• **Required work**: Leave the pictures out. Return all other data exactly.

==== Records ====

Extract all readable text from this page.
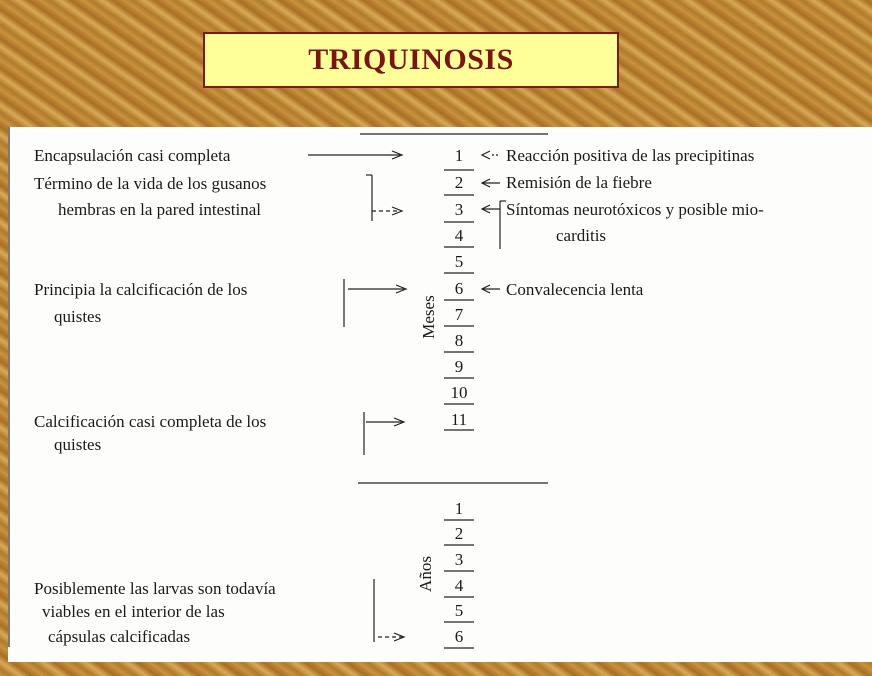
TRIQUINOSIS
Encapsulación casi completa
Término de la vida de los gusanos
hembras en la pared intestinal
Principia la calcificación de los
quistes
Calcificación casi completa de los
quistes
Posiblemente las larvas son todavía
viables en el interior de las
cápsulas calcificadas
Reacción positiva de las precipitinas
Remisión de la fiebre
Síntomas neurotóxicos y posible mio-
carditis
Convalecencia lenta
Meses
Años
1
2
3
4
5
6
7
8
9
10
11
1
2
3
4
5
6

====

• **Reply**:
Extract all readable text from this page.
TRIQUINOSIS
Encapsulación casi completa
Término de la vida de los gusanos
hembras en la pared intestinal
Principia la calcificación de los
quistes
Calcificación casi completa de los
quistes
Posiblemente las larvas son todavía
viables en el interior de las
cápsulas calcificadas
Reacción positiva de las precipitinas
Remisión de la fiebre
Síntomas neurotóxicos y posible mio-
carditis
Convalecencia lenta
Meses
Años
1
2
3
4
5
6
7
8
9
10
11
1
2
3
4
5
6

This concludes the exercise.